> **TEXTO DE LECTURA**:
────────

El hábito hace al monje


Pocos años antes de morir, uno de mis hermanos, al que yo admiraba en secreto por sus muchas cualidades, me hizo una confidencia. Su "jefe", antes de ser Presidente del Gobierno, había hundido por impericia dos empresas estatales de las que había sido director general. Pero, después de dos años de leer a diario resúmenes de prensa, con los párrafos más relevantes subrayados para él, de aprenderse los discursos que sus colaboradores le escribían y de codearse con Jefes de Estado, había logrado comportarse como tal, sin que se notasen sus escasas luces y su limitada visión del mundo. Fue entonces cuando empecé a barruntar que, en más ocasiones de las que creemos, el hábito sí hace al monje.
Pienso ahora en los millones de jóvenes -más de veinticuatro millones en el mundo- que, vestidos de soldados voluntariamente o a su pesar, ponen su cerebro y su moral a disposición de los políticos y los oficiales que les envían a matar y a morir. Antes de ponerse el uniforme, son personas con los sueños, ilusiones, miedos y esperanzas de cualquier mortal. Después, una vez armados, son blancos "justificados" de sus posibles enemigos y ejecutores mortíferos de otros "blancos", designados a su vez por quienes piensan en su lugar y obtienen los beneficios últimos desde la seguridad de sus despachos.

────────

> **FRAGMENTOS DE LÍNEAS**:
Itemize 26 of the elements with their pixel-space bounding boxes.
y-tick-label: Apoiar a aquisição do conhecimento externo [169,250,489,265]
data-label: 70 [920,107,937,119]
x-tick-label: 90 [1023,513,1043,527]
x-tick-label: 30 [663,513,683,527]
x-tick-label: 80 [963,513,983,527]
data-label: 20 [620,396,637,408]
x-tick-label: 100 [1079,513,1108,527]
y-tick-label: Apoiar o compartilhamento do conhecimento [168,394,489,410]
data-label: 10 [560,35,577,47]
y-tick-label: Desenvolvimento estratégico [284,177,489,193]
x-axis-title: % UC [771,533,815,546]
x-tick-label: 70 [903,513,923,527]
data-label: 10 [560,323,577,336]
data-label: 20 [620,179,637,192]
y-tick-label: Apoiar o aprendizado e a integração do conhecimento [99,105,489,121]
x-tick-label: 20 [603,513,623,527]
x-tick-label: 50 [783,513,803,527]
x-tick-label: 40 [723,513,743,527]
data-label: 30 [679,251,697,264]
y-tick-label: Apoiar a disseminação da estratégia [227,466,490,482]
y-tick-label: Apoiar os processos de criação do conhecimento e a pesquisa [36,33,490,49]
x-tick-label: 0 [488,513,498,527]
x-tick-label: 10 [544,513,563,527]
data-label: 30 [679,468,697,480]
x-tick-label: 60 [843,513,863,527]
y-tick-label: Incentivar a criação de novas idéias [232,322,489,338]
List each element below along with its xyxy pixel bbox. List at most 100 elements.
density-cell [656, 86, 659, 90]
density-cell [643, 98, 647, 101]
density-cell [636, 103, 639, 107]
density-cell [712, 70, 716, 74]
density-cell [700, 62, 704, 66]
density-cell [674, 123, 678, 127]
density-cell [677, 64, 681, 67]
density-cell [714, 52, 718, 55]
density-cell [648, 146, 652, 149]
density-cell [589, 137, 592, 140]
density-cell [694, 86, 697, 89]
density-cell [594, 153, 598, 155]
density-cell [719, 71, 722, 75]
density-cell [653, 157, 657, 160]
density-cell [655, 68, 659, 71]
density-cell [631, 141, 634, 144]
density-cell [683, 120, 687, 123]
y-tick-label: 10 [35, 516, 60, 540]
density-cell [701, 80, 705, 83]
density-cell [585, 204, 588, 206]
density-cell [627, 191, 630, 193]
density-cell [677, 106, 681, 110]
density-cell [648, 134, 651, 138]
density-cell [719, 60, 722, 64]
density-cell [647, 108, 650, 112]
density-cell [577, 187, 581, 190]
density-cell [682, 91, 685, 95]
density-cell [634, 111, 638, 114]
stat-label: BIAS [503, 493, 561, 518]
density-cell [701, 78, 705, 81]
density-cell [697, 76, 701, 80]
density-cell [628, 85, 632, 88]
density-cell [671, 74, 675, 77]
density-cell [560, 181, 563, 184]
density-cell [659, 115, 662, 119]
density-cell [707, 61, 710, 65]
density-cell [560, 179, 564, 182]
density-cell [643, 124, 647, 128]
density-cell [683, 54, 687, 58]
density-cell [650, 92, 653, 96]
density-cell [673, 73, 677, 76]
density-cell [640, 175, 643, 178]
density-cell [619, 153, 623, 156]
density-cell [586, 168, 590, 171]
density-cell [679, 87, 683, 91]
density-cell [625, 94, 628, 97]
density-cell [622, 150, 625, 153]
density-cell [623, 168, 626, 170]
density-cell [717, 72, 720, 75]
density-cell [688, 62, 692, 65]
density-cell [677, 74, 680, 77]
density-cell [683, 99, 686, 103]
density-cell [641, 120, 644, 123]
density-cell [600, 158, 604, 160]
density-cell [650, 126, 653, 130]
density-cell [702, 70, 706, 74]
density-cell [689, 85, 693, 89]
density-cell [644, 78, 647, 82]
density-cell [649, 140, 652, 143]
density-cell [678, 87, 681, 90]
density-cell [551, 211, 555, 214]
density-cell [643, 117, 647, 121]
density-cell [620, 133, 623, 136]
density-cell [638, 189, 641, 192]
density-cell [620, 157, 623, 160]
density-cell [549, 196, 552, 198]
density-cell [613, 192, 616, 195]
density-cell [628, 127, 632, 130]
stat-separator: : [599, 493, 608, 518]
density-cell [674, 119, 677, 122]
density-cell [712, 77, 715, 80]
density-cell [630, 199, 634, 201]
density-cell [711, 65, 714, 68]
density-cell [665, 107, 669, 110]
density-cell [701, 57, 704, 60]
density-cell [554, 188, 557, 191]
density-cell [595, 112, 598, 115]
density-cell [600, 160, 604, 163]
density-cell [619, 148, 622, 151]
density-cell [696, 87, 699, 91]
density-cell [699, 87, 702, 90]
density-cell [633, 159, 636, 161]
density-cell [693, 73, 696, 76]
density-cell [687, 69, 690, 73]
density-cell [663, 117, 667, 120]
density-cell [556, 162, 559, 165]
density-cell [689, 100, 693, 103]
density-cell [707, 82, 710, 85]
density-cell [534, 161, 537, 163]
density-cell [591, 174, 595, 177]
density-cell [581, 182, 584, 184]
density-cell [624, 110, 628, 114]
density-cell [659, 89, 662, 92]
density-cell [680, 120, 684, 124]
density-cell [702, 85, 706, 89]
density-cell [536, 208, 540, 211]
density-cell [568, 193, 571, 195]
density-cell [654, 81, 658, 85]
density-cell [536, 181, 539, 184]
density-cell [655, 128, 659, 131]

────────

Indica si cada afirmación coincide con el texto sobre el hábito y el monje. Responde sí o no y cita literalmente las palabras del texto que lo deciden.
(a) Antes de ser Presidente del Gobierno, el jefe del hermano había dirigido dos empresas estatales.
(b) En el mundo hay menos de veinte millones de jóvenes vestidos de soldados.
(c) El jefe redactaba él mismo los discursos que pronunciaba.
Para responder, apóyate solo en el texto sobre el hábito y el monje.

(a) Sí: «antes de ser Presidente del Gobierno, había hundido por impericia dos empresas estatales de las que había sido director general».
(b) No: «más de veinticuatro millones en el mundo».
(c) No: «de aprenderse los discursos que sus colaboradores le escribían».